Figure dataset records:
══════

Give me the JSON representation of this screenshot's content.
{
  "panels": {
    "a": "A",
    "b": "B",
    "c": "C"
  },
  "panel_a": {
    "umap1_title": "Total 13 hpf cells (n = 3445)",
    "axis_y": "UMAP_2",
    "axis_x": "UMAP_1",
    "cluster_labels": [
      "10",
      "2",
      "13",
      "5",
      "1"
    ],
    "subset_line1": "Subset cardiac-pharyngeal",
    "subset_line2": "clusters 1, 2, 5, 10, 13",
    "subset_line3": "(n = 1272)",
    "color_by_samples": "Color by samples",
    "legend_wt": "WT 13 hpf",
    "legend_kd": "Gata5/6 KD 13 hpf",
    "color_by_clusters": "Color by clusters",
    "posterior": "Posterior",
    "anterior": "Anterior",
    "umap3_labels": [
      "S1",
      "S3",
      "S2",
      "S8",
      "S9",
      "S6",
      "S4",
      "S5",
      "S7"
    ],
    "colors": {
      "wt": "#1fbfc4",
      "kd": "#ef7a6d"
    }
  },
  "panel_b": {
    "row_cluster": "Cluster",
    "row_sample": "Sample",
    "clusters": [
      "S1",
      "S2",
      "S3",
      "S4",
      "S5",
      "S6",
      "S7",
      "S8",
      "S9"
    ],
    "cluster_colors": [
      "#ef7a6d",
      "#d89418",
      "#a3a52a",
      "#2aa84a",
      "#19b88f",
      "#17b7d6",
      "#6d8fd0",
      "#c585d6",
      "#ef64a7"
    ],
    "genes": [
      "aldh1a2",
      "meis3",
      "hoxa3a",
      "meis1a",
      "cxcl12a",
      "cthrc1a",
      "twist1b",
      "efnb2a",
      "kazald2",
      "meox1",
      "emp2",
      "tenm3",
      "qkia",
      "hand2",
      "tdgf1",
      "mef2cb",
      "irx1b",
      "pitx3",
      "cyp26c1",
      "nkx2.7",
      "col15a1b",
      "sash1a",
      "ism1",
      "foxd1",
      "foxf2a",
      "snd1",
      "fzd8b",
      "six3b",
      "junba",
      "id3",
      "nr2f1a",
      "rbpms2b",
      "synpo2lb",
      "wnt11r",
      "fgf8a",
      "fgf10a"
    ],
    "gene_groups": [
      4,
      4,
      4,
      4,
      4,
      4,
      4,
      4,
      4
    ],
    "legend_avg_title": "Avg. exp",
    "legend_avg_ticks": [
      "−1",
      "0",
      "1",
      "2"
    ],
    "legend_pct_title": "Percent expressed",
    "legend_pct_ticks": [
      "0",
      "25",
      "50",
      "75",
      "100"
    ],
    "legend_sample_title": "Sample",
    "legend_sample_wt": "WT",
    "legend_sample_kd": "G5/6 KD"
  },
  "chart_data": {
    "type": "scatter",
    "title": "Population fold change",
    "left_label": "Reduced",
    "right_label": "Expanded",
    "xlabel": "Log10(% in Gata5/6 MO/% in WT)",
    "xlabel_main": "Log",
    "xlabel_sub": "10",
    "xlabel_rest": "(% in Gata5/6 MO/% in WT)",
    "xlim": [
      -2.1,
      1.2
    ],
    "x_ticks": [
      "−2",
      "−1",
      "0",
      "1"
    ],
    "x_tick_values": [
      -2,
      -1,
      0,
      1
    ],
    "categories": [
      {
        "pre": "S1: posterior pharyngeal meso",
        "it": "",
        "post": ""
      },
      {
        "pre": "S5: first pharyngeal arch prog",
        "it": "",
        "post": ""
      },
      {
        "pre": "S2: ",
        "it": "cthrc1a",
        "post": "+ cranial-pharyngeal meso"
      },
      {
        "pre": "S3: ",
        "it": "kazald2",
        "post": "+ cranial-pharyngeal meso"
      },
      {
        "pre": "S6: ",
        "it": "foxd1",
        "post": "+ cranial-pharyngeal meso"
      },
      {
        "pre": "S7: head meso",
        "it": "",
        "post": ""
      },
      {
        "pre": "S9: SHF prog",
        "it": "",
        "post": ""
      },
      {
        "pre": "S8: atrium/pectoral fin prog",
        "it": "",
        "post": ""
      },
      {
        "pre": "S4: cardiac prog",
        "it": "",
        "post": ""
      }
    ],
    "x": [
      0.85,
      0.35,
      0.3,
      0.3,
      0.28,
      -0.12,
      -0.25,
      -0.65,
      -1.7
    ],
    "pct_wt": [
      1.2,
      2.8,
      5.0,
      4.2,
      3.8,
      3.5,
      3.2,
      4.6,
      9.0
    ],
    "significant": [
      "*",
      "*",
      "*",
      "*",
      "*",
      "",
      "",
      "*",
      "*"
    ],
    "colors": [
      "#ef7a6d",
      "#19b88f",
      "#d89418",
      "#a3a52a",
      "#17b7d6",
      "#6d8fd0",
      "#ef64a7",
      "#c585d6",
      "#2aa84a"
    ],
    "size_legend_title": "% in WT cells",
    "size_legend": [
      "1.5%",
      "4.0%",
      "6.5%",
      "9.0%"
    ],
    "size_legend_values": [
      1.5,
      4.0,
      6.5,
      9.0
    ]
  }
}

══════

** What to produce **
Lines from the entries that contain the word "cardiac" are what the answer must hold.

** Exercise response **
    "subset_line1": "Subset cardiac-pharyngeal",
        "pre": "S4: cardiac prog",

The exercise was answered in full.